--- Quoted passage ---
A. Walter thinks the German nuclear industry made many mistakes. In the 1950’s and 60’s, the attitude from within the nuclear industry was one of arrogance and not one of inclusiveness or wide communication. People in Germany accepted nuclear as a clean alternative to coal and supported the building of facilities. However, Three Mile Island (TMI) and Chernobyl changed the public’s perception of nuclear and they felt as if the industry never communicated the dangers to the public. This caused the industry to become defensive, adopting more safety standards. The antinuclear movement strengthened this, making nuclear more expensive. Nuclear then become uneconomical. The industry failed to fight for nuclear power support and did not demonstrate the advantages to the public.
Additionally, Walter does not believe that we have a good enough knowledge of radiation exposure. A lack of radiation education on the industry’s side has lead to ignorance in politicians and researchers. Changing this requires the industry to educate people about how radiation exposure is natural as it occurs around the globe and in our bodies. Education must occur early and now and must be offensive rather than defensive.
Research at KIT (28:44)
28:44-33:01 (Walter discusses KIT’s research and his research interests.)
Q. What are some of the fields studied at KIT and what is some of the research that you produce?
A. KIT researches solar, batteries and nuclear. Specifically, KIT is researching nuclear waste disposal, decommissioning and reactor physics. In addition, KIT researches reactor safety and radiation. Walter studies reactor safety but is becoming more engaged with decommissioning. Walter wants to look into at reactor construction cycles and designing reactors with deconstruction in mind. Walter also sees the need for more robotic research to understand how robots could replace human activity in reactor facilities, such as using laser technology to remove aerosol contaminants from concrete.
Decommissioning and waste (33:02)
33:02-43:36 (Walter discusses decommissioning and Germany’s nuclear waste storage strategy.)
Q. Why decommission at all? Why not refurbish instead?
A. After a certain period of time, the concrete will begin to deconstruct, threatening the stability of a facility. It may also be more expensive to refurbish a facility than to decommission it and build a new one.
When dealing with waste, there is an argument to create long term storage to allow for future innovations to implement better waste management solutions. This is true in Germany, where the state is currently looking for an underground repository to store waste for at least a thousand years. This storage facility would not be permanently closed to allow for future generations to repurpose the waste with new innovations. It is forbidden in Europe to dilute nuclear waste in the ocean because waste is only diluted locally, not throughout the entire ocean. While dilution will not be a solution, Walter foresees Europe coming together for a European or regional repository. It is also important to remember that waste products can be used for other purposes, including fuel for fast reactors. This could create an incredibly long term energy source for at least 10,000 years.
The future of nuclear for Europe (43:37)
43:37-48:34 (Walter explains how the ending of Germany’s nuclear program may influence the future of nuclear in Europe.)
Q. What do you think could happen with nuclear in the future?
A. The last German reactor will be shut down in 2022, ending the nuclear discussion in Germany. The prospect of nuclear is still alive in Eastern Europe. Walter thinks other countries will look to Germany to see what will happen after ending a zero carbon electricity source. Walter foresees that if Germany’s transition away from nuclear is not a success, other European countries will learn from this and maintain their nuclear programs. Walter also believes small modular reactors may help create a balance between renewable and nuclear power.
---
*The problem*: Please list every section heading in the text on German nuclear power, each with the starting time given beside it.
--- Provided material ---
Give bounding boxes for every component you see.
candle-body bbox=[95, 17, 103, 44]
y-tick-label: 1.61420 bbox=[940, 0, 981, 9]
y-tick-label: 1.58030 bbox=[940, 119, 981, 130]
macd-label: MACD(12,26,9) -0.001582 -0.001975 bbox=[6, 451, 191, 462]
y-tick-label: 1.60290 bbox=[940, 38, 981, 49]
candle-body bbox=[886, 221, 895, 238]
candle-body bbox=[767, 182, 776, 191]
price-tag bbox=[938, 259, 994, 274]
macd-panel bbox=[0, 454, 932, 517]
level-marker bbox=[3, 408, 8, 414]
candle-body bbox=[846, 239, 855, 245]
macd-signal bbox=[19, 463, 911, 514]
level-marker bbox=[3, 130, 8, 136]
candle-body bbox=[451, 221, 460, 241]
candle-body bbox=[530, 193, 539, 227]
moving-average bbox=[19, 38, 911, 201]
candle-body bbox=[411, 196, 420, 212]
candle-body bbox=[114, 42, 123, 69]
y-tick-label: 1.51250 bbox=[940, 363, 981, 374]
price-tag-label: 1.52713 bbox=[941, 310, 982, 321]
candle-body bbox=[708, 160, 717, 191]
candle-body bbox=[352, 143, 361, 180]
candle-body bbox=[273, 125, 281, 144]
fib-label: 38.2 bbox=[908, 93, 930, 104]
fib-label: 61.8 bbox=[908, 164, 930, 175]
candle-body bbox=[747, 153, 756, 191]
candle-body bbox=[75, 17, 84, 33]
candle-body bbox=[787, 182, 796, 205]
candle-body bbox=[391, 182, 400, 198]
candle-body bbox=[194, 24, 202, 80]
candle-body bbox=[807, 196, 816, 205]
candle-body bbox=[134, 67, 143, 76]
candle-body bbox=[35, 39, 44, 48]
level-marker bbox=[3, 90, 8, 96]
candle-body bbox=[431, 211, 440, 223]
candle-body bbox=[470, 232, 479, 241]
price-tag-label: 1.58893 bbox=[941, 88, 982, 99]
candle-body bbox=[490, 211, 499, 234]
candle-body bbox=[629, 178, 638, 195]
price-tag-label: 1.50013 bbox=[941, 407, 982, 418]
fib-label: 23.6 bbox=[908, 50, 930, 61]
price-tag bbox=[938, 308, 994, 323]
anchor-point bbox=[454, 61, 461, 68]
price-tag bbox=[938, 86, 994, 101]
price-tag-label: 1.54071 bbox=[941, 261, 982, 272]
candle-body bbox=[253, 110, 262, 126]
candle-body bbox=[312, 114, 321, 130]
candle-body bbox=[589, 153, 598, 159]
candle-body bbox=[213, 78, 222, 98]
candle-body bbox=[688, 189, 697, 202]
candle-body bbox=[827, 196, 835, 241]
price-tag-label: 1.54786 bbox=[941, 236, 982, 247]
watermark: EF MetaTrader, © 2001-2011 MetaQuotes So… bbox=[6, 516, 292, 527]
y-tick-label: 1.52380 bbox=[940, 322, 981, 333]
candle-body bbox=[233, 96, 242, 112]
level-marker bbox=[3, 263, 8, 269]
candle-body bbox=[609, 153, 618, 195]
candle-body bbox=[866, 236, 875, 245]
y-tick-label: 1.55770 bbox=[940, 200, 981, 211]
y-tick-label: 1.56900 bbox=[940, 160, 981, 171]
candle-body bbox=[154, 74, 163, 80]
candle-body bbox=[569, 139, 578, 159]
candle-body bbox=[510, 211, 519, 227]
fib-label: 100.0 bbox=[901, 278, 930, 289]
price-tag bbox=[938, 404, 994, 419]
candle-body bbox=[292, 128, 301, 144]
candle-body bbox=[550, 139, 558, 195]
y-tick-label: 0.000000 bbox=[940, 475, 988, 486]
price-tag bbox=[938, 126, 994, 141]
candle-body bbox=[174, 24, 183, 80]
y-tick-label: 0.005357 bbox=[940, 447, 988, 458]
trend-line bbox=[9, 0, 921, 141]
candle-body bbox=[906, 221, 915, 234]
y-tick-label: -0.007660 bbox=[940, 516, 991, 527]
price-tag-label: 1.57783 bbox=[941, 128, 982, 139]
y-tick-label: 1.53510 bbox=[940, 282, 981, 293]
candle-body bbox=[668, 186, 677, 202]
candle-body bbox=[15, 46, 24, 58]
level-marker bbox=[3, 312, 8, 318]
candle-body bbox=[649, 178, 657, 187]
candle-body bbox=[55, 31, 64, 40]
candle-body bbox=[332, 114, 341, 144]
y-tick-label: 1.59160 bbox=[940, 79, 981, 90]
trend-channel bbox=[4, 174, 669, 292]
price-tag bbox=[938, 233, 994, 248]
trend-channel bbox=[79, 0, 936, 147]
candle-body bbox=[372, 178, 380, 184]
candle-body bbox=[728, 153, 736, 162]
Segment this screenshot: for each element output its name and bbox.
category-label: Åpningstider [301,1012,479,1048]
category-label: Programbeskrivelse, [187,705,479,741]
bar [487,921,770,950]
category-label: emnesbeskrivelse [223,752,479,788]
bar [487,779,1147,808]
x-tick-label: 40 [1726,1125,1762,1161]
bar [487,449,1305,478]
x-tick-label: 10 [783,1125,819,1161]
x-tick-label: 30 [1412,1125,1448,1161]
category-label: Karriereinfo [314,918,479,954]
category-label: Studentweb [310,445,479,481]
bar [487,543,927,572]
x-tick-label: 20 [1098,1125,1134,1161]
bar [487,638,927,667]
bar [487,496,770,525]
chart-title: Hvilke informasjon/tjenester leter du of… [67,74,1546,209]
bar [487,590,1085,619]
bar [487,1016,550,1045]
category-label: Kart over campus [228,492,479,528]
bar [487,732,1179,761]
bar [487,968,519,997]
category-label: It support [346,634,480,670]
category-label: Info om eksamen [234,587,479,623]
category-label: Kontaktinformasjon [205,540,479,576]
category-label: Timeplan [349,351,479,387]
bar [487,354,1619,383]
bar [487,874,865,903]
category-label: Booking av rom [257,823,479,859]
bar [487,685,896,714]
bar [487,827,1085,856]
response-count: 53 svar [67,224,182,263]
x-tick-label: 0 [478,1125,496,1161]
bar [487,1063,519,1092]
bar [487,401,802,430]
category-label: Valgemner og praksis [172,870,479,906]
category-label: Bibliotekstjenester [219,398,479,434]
---
*Task solution*:
Research at KIT (28:44)
Decommissioning and waste (33:02)
The future of nuclear for Europe (43:37)